-- The request --
Count the lines in the records below that contain the word "title", and give only that number.

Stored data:
[BEGIN]

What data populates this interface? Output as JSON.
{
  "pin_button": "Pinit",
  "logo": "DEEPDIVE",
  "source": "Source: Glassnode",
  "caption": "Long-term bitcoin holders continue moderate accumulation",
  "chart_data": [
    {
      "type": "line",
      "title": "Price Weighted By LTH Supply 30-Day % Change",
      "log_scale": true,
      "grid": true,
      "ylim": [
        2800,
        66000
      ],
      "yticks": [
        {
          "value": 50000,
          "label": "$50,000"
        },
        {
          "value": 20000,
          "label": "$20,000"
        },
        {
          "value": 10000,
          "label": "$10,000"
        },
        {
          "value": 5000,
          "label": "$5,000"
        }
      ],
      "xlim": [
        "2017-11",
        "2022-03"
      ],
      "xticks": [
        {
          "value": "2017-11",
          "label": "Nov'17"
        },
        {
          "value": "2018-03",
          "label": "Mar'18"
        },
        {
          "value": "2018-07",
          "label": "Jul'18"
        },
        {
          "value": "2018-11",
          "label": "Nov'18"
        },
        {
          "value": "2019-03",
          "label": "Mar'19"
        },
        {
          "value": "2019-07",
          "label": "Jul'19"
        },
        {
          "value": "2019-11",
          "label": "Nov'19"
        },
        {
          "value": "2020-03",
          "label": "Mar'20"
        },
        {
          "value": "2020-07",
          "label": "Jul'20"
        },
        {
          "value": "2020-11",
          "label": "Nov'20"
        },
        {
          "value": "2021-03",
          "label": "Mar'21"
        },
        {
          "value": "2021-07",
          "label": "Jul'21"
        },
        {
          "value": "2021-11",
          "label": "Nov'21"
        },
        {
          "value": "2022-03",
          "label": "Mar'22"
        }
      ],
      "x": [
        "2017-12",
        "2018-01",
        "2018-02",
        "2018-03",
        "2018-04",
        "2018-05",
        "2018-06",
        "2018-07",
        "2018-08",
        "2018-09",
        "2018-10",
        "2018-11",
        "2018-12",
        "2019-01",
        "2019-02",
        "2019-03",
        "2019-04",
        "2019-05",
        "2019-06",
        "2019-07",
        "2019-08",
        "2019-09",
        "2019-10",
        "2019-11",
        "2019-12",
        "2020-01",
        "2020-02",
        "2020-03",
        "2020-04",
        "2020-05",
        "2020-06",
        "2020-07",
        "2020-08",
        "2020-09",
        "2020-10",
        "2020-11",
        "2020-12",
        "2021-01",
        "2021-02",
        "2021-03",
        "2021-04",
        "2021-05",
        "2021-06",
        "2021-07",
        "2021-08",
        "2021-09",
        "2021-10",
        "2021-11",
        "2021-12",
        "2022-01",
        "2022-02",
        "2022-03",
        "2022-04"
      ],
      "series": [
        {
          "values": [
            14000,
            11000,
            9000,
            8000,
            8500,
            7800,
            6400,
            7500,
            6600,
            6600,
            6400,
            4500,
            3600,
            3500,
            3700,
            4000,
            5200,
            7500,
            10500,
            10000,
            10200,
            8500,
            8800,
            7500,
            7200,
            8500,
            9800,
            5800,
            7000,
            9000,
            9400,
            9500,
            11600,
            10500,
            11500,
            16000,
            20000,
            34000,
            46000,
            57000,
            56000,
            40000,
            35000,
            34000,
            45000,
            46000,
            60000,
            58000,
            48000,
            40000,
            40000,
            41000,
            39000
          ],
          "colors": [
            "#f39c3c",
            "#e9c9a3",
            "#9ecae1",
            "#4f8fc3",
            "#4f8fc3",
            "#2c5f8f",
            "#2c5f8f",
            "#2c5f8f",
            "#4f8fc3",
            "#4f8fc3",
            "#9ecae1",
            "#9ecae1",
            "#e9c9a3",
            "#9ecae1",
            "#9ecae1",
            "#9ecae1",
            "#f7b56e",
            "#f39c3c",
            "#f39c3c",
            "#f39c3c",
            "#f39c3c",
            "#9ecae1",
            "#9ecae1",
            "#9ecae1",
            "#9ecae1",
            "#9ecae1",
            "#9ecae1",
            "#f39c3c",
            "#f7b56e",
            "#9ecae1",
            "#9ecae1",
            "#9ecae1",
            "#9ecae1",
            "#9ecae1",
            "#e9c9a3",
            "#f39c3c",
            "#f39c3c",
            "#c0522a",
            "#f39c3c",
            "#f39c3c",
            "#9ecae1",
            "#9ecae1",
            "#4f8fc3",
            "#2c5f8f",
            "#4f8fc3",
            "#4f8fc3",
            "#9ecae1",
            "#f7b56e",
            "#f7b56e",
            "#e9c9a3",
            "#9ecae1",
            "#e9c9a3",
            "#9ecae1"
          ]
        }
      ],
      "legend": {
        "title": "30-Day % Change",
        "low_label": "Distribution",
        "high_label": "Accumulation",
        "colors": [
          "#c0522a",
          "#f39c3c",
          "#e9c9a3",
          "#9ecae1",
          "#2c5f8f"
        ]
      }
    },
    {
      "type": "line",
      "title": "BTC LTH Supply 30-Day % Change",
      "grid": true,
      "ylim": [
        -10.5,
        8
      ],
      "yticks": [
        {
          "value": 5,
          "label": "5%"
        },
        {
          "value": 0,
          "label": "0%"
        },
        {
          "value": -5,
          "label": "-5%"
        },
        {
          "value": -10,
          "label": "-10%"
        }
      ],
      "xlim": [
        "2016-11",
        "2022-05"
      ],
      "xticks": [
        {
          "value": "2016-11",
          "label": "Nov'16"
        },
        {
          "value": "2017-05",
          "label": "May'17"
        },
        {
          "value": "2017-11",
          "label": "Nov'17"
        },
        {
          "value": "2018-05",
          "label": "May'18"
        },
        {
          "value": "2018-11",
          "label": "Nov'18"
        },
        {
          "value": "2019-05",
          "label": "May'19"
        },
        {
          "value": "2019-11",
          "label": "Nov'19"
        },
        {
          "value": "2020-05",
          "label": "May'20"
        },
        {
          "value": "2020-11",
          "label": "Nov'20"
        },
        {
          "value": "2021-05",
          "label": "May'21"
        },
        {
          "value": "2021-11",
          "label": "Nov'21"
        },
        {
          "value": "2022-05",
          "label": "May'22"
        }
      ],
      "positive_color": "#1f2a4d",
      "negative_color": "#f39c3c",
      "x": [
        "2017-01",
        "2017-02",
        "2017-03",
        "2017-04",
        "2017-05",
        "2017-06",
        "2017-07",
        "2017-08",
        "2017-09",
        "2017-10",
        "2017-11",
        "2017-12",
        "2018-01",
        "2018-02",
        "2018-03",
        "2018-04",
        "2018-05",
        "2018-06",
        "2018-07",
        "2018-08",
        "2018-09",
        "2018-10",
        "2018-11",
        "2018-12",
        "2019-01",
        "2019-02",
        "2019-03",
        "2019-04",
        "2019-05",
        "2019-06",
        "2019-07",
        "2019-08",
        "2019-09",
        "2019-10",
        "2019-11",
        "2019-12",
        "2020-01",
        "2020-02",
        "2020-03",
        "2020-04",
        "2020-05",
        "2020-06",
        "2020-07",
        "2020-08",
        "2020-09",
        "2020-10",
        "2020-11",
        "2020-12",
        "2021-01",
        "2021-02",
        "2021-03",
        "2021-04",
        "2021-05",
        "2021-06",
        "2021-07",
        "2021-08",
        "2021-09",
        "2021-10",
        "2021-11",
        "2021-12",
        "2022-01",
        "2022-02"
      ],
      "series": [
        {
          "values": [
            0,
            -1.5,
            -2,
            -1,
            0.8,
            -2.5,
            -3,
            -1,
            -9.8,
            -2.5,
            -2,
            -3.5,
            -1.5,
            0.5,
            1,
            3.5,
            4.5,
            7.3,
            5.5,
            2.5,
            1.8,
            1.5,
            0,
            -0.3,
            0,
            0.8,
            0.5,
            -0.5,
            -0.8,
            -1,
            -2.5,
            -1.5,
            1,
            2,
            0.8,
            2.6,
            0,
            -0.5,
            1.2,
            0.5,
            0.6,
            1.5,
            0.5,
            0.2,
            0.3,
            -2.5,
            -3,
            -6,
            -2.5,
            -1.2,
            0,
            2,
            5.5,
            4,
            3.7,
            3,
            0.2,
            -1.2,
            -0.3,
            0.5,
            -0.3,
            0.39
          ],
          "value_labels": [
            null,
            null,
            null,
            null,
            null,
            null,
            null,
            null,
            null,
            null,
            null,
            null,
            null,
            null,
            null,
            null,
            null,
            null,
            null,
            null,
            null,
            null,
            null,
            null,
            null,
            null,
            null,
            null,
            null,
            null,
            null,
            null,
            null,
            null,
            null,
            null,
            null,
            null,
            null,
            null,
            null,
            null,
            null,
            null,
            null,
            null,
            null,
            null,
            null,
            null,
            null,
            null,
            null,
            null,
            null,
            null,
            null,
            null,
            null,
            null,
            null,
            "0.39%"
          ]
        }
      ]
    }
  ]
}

[END]

-- Exercise output --
3